» EXERCISE INSTRUCTIONS:
Find the word "församling" in the data, then copy each line where it is found.

[Document page entries with text]
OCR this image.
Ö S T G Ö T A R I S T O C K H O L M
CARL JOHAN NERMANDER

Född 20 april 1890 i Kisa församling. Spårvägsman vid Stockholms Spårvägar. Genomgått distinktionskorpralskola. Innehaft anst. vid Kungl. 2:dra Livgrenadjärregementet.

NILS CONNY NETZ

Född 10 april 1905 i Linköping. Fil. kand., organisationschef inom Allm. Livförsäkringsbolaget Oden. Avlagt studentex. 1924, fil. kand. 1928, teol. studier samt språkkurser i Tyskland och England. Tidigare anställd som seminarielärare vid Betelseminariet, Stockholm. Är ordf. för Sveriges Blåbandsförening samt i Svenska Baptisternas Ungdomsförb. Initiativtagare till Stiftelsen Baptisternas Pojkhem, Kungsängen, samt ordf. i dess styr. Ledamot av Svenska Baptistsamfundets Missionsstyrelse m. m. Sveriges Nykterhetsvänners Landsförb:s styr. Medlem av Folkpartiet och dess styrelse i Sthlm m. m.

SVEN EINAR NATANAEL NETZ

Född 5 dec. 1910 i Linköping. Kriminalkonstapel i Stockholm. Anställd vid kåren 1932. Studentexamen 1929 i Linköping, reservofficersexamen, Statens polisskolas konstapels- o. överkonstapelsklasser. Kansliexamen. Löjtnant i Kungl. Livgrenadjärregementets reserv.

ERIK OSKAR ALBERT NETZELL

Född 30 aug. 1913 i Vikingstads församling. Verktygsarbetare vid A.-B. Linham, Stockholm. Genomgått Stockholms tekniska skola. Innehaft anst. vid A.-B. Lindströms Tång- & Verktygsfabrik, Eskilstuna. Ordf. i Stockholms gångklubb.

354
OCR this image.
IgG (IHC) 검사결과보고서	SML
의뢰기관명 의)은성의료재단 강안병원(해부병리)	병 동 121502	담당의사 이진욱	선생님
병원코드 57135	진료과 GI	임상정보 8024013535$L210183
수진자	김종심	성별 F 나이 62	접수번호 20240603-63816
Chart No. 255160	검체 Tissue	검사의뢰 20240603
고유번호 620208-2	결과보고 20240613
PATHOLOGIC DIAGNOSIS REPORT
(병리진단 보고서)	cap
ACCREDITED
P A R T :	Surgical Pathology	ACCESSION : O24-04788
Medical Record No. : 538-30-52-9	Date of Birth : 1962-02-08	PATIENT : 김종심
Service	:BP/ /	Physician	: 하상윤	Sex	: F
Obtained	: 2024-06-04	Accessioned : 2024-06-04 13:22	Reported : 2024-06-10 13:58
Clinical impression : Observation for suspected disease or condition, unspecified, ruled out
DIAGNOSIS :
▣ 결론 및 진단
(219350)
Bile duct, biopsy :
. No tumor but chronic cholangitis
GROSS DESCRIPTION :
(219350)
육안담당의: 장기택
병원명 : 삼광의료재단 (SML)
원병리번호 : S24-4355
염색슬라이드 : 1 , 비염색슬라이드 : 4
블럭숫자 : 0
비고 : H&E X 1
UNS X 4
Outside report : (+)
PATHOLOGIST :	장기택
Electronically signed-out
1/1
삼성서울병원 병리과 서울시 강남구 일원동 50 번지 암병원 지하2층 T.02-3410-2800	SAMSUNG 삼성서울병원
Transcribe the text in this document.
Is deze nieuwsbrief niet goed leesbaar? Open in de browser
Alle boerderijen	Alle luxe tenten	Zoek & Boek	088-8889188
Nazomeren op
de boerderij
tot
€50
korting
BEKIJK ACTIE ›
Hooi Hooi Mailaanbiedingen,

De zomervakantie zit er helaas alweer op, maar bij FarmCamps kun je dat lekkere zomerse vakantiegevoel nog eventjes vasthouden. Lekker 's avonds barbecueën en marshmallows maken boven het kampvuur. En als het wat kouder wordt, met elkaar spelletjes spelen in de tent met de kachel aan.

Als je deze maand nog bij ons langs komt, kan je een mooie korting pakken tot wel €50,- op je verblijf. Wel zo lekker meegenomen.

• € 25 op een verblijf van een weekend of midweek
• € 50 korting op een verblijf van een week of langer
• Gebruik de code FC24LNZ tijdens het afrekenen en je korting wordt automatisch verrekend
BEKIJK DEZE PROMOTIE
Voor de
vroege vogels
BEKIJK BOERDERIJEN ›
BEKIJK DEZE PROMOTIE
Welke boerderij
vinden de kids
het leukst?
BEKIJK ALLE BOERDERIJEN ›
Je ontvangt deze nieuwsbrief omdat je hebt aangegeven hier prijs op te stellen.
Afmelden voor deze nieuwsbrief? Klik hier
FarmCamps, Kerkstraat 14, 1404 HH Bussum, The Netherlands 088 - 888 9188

» OUTPUT OF THE EXERCISE:
Född 20 april 1890 i Kisa församling. Spårvägsman vid Stockholms Spårvägar. Genomgått distinktionskorpralskola. Innehaft anst. vid Kungl. 2:dra Livgrenadjärregementet.
Född 30 aug. 1913 i Vikingstads församling. Verktygsarbetare vid A.-B. Linham, Stockholm. Genomgått Stockholms tekniska skola. Innehaft anst. vid A.-B. Lindströms Tång- & Verktygsfabrik, Eskilstuna. Ordf. i Stockholms gångklubb.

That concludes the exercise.